**GIVEN INSTRUCTION**.
Collect all the lines that mention the word "header".

**DATASET EXCERPTS**.

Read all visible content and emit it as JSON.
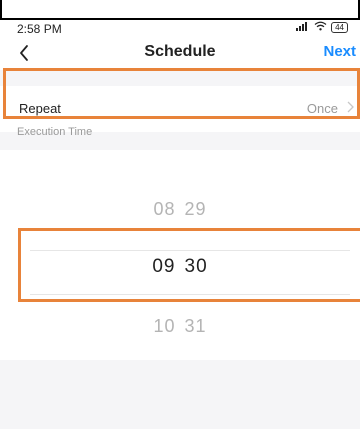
{
  "status_bar": {
    "time": "2:58 PM",
    "signal_icon": "signal-icon",
    "wifi_icon": "wifi-icon",
    "battery": "44"
  },
  "header": {
    "title": "Schedule",
    "back_icon": "chevron-left-icon",
    "next_label": "Next"
  },
  "repeat": {
    "label": "Repeat",
    "value": "Once",
    "chevron_icon": "chevron-right-icon"
  },
  "execution": {
    "label": "Execution Time"
  },
  "time_picker": {
    "previous": {
      "hour": "08",
      "minute": "29"
    },
    "selected": {
      "hour": "09",
      "minute": "30"
    },
    "next": {
      "hour": "10",
      "minute": "31"
    }
  },
  "colors": {
    "accent": "#1a8cff",
    "highlight": "#e8833a"
  }
}
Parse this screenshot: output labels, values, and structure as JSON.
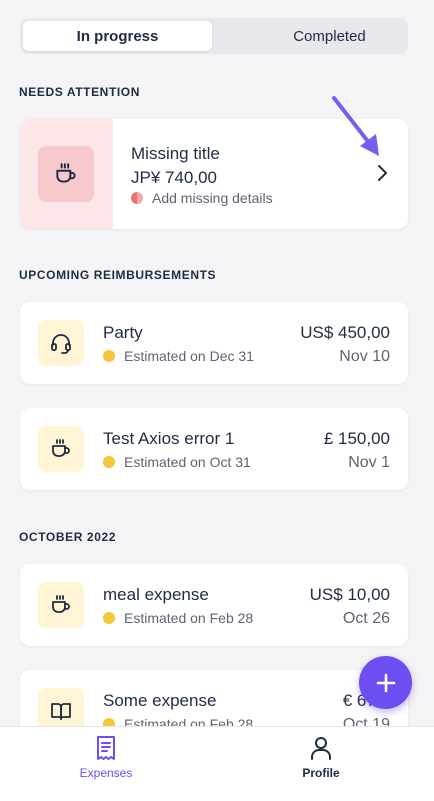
{
  "segments": {
    "in_progress": "In progress",
    "completed": "Completed"
  },
  "needs_attention": {
    "header": "NEEDS ATTENTION",
    "card": {
      "title": "Missing title",
      "amount": "JP¥ 740,00",
      "status": "Add missing details",
      "icon": "coffee-cup-icon"
    }
  },
  "upcoming": {
    "header": "UPCOMING REIMBURSEMENTS",
    "items": [
      {
        "title": "Party",
        "status": "Estimated on Dec 31",
        "amount": "US$ 450,00",
        "date": "Nov 10",
        "icon": "headset-icon"
      },
      {
        "title": "Test Axios error 1",
        "status": "Estimated on Oct 31",
        "amount": "£ 150,00",
        "date": "Nov 1",
        "icon": "coffee-cup-icon"
      }
    ]
  },
  "october": {
    "header": "OCTOBER 2022",
    "items": [
      {
        "title": "meal expense",
        "status": "Estimated on Feb 28",
        "amount": "US$ 10,00",
        "date": "Oct 26",
        "icon": "coffee-cup-icon"
      },
      {
        "title": "Some expense",
        "status": "Estimated on Feb 28",
        "amount": "€ 678,",
        "date": "Oct 19",
        "icon": "book-icon"
      }
    ]
  },
  "tabs": {
    "expenses": "Expenses",
    "profile": "Profile"
  },
  "colors": {
    "accent": "#6e4ef0",
    "attention_bg": "#fde6e7",
    "icon_bg": "#fff4d4",
    "status_yellow": "#f5c53a",
    "status_red": "#f06f74"
  }
}
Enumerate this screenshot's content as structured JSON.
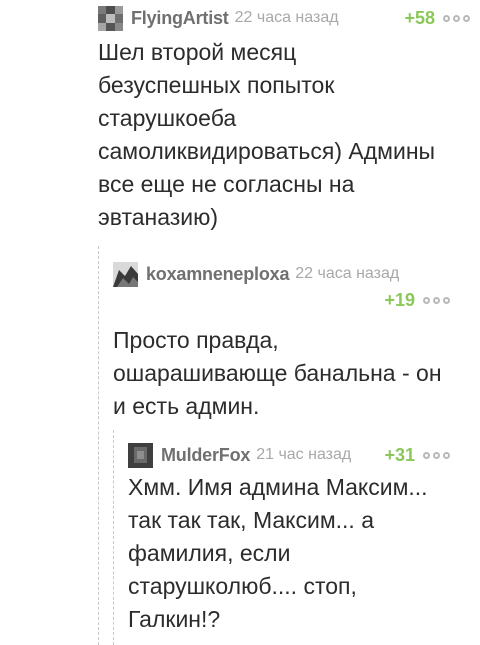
{
  "comments": [
    {
      "author": "FlyingArtist",
      "time": "22 часа назад",
      "score": "+58",
      "lines": [
        "Шел второй месяц",
        "безуспешных попыток",
        "старушкоеба",
        "самоликвидироваться) Админы",
        "все еще не согласны на",
        "эвтаназию)"
      ]
    },
    {
      "author": "koxamneneploxa",
      "time": "22 часа назад",
      "score": "+19",
      "lines": [
        "Просто правда,",
        "ошарашивающе банальна - он",
        "и есть админ."
      ]
    },
    {
      "author": "MulderFox",
      "time": "21 час назад",
      "score": "+31",
      "lines": [
        "Хмм. Имя админа Максим...",
        "так так так, Максим... а",
        "фамилия, если",
        "старушколюб.... стоп,",
        "Галкин!?"
      ]
    }
  ],
  "icons": {
    "more": "more-dots-icon"
  },
  "colors": {
    "score": "#8ac858",
    "author": "#707070",
    "time": "#a8a8a8"
  }
}
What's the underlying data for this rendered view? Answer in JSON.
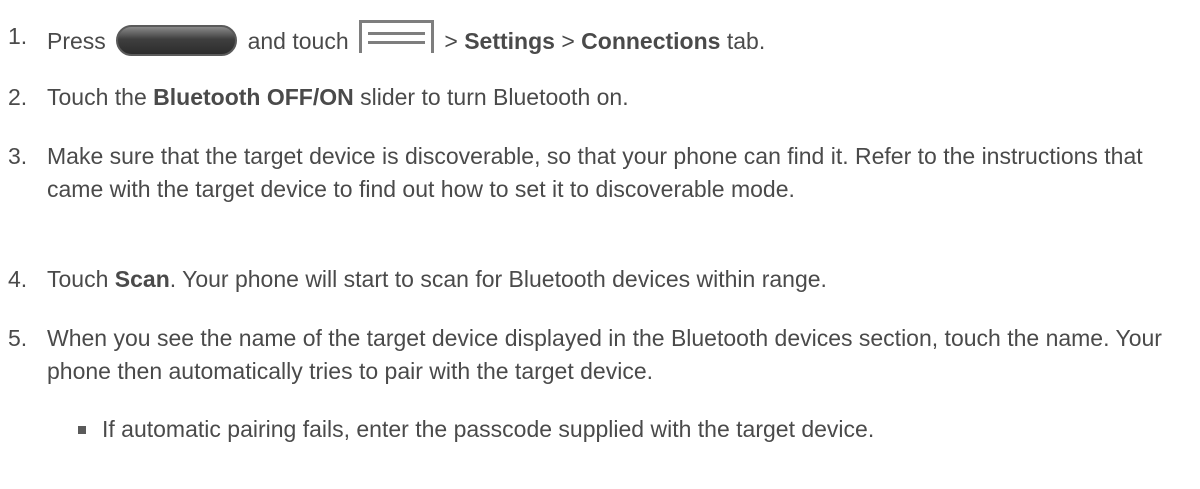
{
  "steps": [
    {
      "num": "1.",
      "press": "Press",
      "home_icon": "home-key-icon",
      "and_touch": "and touch",
      "menu_icon": "menu-icon",
      "sep1": " > ",
      "settings": "Settings",
      "sep2": " > ",
      "connections": "Connections",
      "tab": " tab."
    },
    {
      "num": "2.",
      "before": "Touch the ",
      "bold": "Bluetooth OFF/ON",
      "after": " slider to turn Bluetooth on."
    },
    {
      "num": "3.",
      "text": "Make sure that the target device is discoverable, so that your phone can find it. Refer to the instructions that came with the target device to find out how to set it to discoverable mode."
    },
    {
      "num": "4.",
      "before": "Touch ",
      "bold": "Scan",
      "after": ". Your phone will start to scan for Bluetooth devices within range."
    },
    {
      "num": "5.",
      "text": "When you see the name of the target device displayed in the Bluetooth devices section, touch the name. Your phone then automatically tries to pair with the target device."
    }
  ],
  "subitems": [
    {
      "text": "If automatic pairing fails, enter the passcode supplied with the target device."
    }
  ]
}
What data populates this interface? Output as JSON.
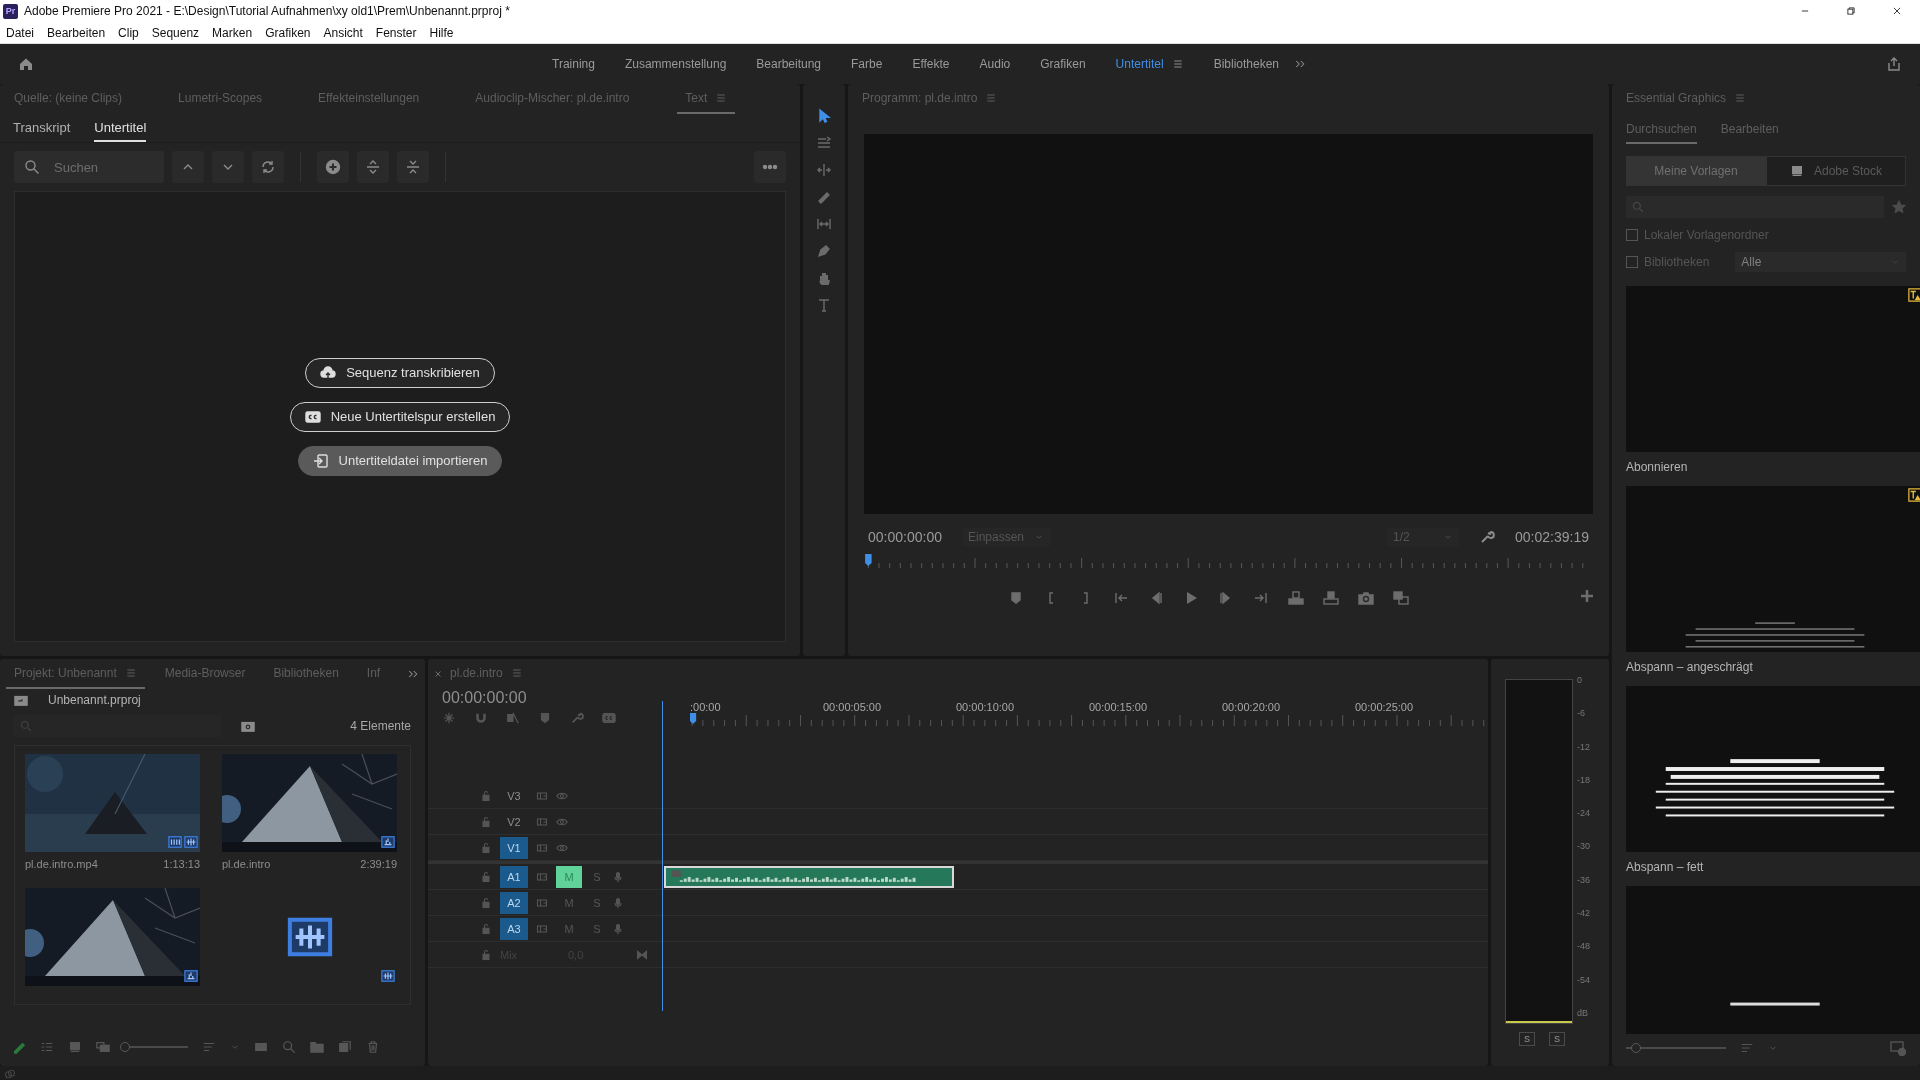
{
  "title_bar": {
    "badge": "Pr",
    "title": "Adobe Premiere Pro 2021 - E:\\Design\\Tutorial Aufnahmen\\xy old1\\Prem\\Unbenannt.prproj *"
  },
  "menu": [
    "Datei",
    "Bearbeiten",
    "Clip",
    "Sequenz",
    "Marken",
    "Grafiken",
    "Ansicht",
    "Fenster",
    "Hilfe"
  ],
  "workspaces": [
    {
      "label": "Training",
      "selected": false
    },
    {
      "label": "Zusammenstellung",
      "selected": false
    },
    {
      "label": "Bearbeitung",
      "selected": false
    },
    {
      "label": "Farbe",
      "selected": false
    },
    {
      "label": "Effekte",
      "selected": false
    },
    {
      "label": "Audio",
      "selected": false
    },
    {
      "label": "Grafiken",
      "selected": false
    },
    {
      "label": "Untertitel",
      "selected": true
    },
    {
      "label": "Bibliotheken",
      "selected": false
    }
  ],
  "text_panel": {
    "tabs": [
      {
        "label": "Quelle: (keine Clips)",
        "selected": false
      },
      {
        "label": "Lumetri-Scopes",
        "selected": false
      },
      {
        "label": "Effekteinstellungen",
        "selected": false
      },
      {
        "label": "Audioclip-Mischer: pl.de.intro",
        "selected": false
      },
      {
        "label": "Text",
        "selected": true
      }
    ],
    "subtabs": [
      {
        "label": "Transkript",
        "selected": false
      },
      {
        "label": "Untertitel",
        "selected": true
      }
    ],
    "search": {
      "placeholder": "Suchen"
    },
    "actions": [
      {
        "label": "Sequenz transkribieren",
        "kind": "cloud",
        "highlighted": false
      },
      {
        "label": "Neue Untertitelspur erstellen",
        "kind": "captions",
        "highlighted": false
      },
      {
        "label": "Untertiteldatei importieren",
        "kind": "import",
        "highlighted": true
      }
    ]
  },
  "program_monitor": {
    "title": "Programm: pl.de.intro",
    "timecode": "00:00:00:00",
    "zoom": "Einpassen",
    "resolution": "1/2",
    "duration": "00:02:39:19"
  },
  "essential_graphics": {
    "title": "Essential Graphics",
    "tabs": [
      {
        "label": "Durchsuchen",
        "selected": true
      },
      {
        "label": "Bearbeiten",
        "selected": false
      }
    ],
    "sources": [
      {
        "label": "Meine Vorlagen",
        "selected": true
      },
      {
        "label": "Adobe Stock",
        "selected": false
      }
    ],
    "checkboxes": [
      {
        "label": "Lokaler Vorlagenordner",
        "checked": false
      },
      {
        "label": "Bibliotheken",
        "checked": false
      }
    ],
    "library_dropdown": "Alle",
    "templates": [
      {
        "name": "Abonnieren",
        "kind": "blank",
        "warning": true
      },
      {
        "name": "Abspann – angeschrägt",
        "kind": "credits",
        "warning": true
      },
      {
        "name": "Abspann – fett",
        "kind": "credits-bold",
        "warning": false
      },
      {
        "kind": "credits-bottom",
        "warning": false
      }
    ],
    "zoom_slider": {
      "level": 0.1
    }
  },
  "project": {
    "tabs": [
      {
        "label": "Projekt: Unbenannt",
        "selected": true
      },
      {
        "label": "Media-Browser",
        "selected": false
      },
      {
        "label": "Bibliotheken",
        "selected": false
      },
      {
        "label": "Inf",
        "selected": false
      }
    ],
    "file": "Unbenannt.prproj",
    "count": "4 Elemente",
    "items": [
      {
        "name": "pl.de.intro.mp4",
        "duration": "1:13:13",
        "kind": "video"
      },
      {
        "name": "pl.de.intro",
        "duration": "2:39:19",
        "kind": "sequence"
      },
      {
        "kind": "sequence"
      },
      {
        "kind": "audio"
      }
    ],
    "zoom_slider": {
      "level": 0.02
    }
  },
  "timeline": {
    "title": "pl.de.intro",
    "timecode": "00:00:00:00",
    "ruler": [
      ":00:00",
      "00:00:05:00",
      "00:00:10:00",
      "00:00:15:00",
      "00:00:20:00",
      "00:00:25:00"
    ],
    "tracks": [
      {
        "label": "V3",
        "kind": "video",
        "targeted": false
      },
      {
        "label": "V2",
        "kind": "video",
        "targeted": false
      },
      {
        "label": "V1",
        "kind": "video",
        "targeted": true
      },
      {
        "label": "A1",
        "kind": "audio",
        "targeted": true,
        "mute": "M",
        "solo": "S",
        "muted": true
      },
      {
        "label": "A2",
        "kind": "audio",
        "targeted": true,
        "mute": "M",
        "solo": "S",
        "muted": false
      },
      {
        "label": "A3",
        "kind": "audio",
        "targeted": true,
        "mute": "M",
        "solo": "S",
        "muted": false
      }
    ],
    "mix": {
      "label": "Mix",
      "value": "0,0"
    }
  },
  "meter": {
    "scale": [
      "0",
      "-6",
      "-12",
      "-18",
      "-24",
      "-30",
      "-36",
      "-42",
      "-48",
      "-54",
      "dB"
    ],
    "solo": [
      "S",
      "S"
    ]
  }
}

**RESPONSE TO THE TASK**.
  "header": {
    "header": "NEEDS ATTENTION",
    "header": "UPCOMING REIMBURSEMENTS",
    "header": "OCTOBER 2022",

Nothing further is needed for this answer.